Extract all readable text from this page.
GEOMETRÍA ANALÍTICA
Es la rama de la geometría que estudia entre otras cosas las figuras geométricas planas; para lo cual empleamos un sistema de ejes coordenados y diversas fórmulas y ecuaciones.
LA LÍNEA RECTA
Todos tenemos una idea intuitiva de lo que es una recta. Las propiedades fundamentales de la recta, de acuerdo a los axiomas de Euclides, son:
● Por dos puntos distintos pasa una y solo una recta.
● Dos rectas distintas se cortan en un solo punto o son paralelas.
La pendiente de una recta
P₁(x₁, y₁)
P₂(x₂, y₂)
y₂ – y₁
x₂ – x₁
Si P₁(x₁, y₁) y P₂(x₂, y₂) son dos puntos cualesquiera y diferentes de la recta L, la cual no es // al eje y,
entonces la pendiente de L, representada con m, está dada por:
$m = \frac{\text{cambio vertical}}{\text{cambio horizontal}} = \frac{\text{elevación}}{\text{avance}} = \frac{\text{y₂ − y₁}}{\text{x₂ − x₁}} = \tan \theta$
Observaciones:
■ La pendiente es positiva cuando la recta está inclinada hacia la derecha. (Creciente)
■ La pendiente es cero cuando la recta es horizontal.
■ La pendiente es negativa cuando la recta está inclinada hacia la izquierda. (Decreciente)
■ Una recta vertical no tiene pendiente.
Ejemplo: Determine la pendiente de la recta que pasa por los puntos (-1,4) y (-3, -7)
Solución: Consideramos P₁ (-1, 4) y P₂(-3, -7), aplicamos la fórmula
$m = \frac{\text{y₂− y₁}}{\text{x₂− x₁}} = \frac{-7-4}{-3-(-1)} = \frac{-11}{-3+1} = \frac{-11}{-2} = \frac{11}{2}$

TASK BRIEF:
Set down the material above again, word for word.

CORRECT RESPONSE:
Extract all readable text from this page.
GEOMETRÍA ANALÍTICA
Es la rama de la geometría que estudia entre otras cosas las figuras geométricas planas; para lo cual empleamos un sistema de ejes coordenados y diversas fórmulas y ecuaciones.
LA LÍNEA RECTA
Todos tenemos una idea intuitiva de lo que es una recta. Las propiedades fundamentales de la recta, de acuerdo a los axiomas de Euclides, son:
● Por dos puntos distintos pasa una y solo una recta.
● Dos rectas distintas se cortan en un solo punto o son paralelas.
La pendiente de una recta
P₁(x₁, y₁)
P₂(x₂, y₂)
y₂ – y₁
x₂ – x₁
Si P₁(x₁, y₁) y P₂(x₂, y₂) son dos puntos cualesquiera y diferentes de la recta L, la cual no es // al eje y,
entonces la pendiente de L, representada con m, está dada por:
$m = \frac{\text{cambio vertical}}{\text{cambio horizontal}} = \frac{\text{elevación}}{\text{avance}} = \frac{\text{y₂ − y₁}}{\text{x₂ − x₁}} = \tan \theta$
Observaciones:
■ La pendiente es positiva cuando la recta está inclinada hacia la derecha. (Creciente)
■ La pendiente es cero cuando la recta es horizontal.
■ La pendiente es negativa cuando la recta está inclinada hacia la izquierda. (Decreciente)
■ Una recta vertical no tiene pendiente.
Ejemplo: Determine la pendiente de la recta que pasa por los puntos (-1,4) y (-3, -7)
Solución: Consideramos P₁ (-1, 4) y P₂(-3, -7), aplicamos la fórmula
$m = \frac{\text{y₂− y₁}}{\text{x₂− x₁}} = \frac{-7-4}{-3-(-1)} = \frac{-11}{-3+1} = \frac{-11}{-2} = \frac{11}{2}$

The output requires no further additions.